Find and return each line containing "Versione".

--- Start of ENTRIES ---

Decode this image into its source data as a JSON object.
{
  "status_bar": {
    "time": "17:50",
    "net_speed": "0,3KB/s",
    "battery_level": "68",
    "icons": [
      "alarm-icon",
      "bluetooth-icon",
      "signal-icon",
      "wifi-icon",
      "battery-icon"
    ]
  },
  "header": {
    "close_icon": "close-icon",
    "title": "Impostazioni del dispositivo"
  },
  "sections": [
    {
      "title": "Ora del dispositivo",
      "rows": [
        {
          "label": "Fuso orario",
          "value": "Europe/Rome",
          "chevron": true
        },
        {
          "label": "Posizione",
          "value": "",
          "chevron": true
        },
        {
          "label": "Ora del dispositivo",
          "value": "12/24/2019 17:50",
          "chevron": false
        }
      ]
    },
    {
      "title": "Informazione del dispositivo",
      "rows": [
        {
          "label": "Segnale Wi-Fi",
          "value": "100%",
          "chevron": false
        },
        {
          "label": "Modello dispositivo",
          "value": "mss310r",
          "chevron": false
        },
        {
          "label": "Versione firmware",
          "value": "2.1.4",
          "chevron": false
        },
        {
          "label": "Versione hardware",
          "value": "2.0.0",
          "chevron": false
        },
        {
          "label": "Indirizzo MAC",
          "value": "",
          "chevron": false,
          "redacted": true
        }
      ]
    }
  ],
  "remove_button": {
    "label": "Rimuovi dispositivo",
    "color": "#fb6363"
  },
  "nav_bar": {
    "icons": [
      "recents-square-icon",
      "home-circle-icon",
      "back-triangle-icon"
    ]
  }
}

--- End of ENTRIES ---
--- Start of ENTRIES ---

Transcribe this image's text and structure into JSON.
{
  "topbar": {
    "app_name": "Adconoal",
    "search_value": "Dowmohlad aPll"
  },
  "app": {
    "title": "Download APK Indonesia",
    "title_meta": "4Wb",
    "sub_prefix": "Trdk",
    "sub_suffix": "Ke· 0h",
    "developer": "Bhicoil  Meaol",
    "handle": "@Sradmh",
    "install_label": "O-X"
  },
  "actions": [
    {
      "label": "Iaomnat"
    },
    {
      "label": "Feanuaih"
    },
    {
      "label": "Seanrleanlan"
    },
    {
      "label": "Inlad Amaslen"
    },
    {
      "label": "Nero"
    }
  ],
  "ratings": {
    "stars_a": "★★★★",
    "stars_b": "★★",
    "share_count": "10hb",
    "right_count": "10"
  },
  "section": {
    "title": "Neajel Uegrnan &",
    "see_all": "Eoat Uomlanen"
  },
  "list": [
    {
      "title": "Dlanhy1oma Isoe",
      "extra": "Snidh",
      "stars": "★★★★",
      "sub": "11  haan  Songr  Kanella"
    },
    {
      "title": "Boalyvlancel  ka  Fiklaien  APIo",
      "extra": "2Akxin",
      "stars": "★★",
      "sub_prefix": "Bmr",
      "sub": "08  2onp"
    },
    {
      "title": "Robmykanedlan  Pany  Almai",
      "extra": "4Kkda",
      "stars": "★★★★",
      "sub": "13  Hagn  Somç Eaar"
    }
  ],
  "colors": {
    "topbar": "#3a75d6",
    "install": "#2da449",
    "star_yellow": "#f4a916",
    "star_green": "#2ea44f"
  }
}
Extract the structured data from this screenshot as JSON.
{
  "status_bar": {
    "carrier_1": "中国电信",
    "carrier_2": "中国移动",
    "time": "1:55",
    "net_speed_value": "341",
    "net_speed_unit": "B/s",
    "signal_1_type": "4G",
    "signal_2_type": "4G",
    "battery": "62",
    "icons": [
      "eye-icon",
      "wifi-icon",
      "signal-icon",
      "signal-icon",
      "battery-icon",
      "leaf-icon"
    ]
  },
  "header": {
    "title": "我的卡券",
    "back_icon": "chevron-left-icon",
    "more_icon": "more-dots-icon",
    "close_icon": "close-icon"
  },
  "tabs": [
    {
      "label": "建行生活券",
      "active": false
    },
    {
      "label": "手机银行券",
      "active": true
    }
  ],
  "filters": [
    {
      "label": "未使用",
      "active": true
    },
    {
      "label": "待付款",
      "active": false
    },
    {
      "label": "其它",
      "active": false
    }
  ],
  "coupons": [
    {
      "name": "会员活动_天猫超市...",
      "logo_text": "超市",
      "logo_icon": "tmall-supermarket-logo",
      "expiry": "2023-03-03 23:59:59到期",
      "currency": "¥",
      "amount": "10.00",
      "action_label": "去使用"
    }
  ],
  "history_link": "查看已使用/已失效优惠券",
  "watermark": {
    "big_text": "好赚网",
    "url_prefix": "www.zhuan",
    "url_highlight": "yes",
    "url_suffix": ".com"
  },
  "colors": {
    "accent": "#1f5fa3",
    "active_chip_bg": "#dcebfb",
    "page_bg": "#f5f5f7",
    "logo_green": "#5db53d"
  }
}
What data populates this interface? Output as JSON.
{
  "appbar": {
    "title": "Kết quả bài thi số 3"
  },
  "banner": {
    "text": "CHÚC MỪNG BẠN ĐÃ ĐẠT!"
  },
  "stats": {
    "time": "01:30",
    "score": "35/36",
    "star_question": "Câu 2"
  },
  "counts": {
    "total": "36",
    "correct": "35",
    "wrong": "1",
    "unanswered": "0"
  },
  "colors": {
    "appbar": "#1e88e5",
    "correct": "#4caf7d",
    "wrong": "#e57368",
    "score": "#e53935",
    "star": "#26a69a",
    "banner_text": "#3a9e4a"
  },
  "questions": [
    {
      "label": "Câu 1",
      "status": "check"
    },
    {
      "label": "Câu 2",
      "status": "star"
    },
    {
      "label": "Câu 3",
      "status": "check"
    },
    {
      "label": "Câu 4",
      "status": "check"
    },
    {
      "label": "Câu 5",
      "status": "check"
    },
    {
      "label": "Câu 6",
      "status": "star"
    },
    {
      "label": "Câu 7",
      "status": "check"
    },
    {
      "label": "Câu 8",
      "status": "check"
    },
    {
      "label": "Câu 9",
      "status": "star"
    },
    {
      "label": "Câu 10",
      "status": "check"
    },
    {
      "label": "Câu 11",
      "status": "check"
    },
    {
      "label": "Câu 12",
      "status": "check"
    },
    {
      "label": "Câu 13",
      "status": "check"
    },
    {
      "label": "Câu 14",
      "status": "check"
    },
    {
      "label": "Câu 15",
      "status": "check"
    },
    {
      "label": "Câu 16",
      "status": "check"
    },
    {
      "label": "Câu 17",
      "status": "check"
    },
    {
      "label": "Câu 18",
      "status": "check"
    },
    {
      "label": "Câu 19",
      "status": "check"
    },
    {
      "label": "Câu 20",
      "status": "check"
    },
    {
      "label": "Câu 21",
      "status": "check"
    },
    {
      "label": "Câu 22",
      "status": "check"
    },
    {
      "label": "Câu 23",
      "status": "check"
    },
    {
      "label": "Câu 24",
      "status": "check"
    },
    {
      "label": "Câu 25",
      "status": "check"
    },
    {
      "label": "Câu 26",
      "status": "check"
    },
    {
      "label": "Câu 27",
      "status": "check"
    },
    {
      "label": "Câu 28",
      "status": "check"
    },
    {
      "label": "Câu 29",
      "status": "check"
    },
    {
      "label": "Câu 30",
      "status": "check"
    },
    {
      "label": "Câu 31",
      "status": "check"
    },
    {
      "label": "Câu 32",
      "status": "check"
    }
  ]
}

--- End of ENTRIES ---
--- Start of ENTRIES ---

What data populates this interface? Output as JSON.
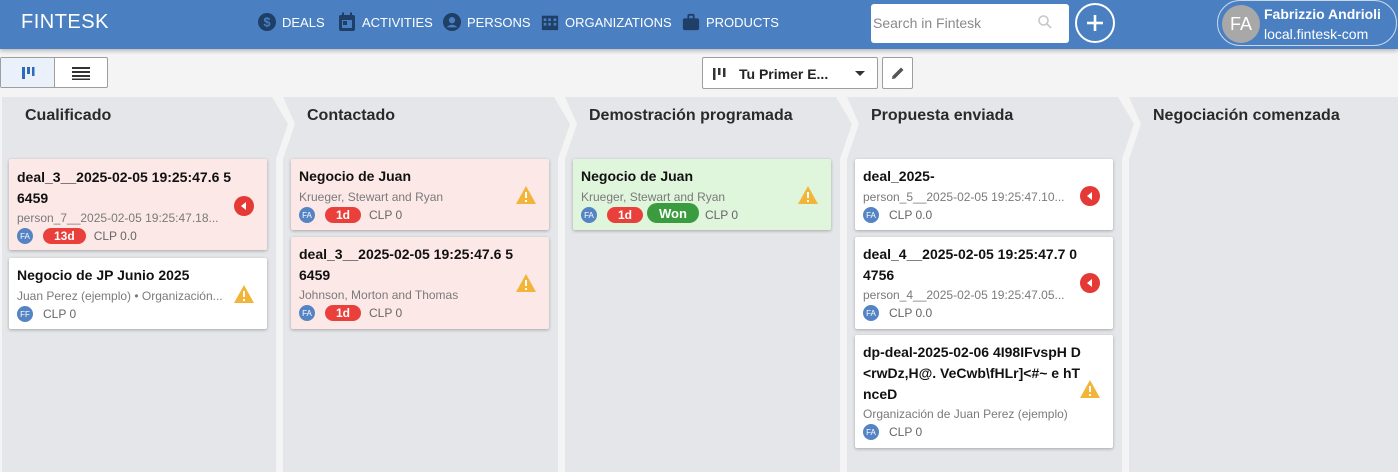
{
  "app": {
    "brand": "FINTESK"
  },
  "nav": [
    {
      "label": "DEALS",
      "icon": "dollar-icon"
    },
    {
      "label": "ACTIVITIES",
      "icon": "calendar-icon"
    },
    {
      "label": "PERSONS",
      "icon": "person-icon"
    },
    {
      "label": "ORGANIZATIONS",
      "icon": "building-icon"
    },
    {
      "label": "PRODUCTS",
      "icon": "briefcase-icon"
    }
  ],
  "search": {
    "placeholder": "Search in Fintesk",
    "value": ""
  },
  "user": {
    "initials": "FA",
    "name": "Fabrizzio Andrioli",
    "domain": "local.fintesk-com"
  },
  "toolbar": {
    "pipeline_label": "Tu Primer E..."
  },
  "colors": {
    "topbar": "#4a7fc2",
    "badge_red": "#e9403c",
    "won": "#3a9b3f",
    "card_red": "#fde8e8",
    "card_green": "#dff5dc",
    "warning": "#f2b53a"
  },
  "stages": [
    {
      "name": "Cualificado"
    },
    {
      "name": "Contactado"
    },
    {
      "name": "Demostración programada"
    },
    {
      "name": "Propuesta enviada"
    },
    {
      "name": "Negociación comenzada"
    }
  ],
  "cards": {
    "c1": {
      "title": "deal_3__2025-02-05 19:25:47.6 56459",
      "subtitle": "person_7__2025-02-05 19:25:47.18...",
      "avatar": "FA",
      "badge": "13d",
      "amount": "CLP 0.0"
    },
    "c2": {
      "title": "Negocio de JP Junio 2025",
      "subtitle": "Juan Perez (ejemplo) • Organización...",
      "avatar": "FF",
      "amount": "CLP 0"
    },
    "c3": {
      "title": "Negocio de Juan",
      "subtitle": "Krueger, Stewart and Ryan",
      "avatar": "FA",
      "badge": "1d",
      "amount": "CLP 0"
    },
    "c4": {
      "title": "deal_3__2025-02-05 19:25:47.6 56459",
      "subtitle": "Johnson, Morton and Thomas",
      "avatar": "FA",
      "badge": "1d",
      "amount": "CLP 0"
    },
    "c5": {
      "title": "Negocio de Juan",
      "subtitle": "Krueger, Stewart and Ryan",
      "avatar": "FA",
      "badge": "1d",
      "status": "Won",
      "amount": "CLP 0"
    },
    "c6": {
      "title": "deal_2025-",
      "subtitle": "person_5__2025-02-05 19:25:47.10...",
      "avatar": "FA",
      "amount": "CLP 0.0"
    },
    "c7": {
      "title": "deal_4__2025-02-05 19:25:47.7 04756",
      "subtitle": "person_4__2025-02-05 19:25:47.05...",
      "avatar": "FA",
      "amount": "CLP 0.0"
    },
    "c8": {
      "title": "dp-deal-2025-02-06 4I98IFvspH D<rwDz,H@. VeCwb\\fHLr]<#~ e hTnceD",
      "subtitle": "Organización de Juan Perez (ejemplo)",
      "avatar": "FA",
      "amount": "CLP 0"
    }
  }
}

--- End of ENTRIES ---

■ **RESPONSE TO THE TASK**
          "label": "Versione firmware",
          "label": "Versione hardware",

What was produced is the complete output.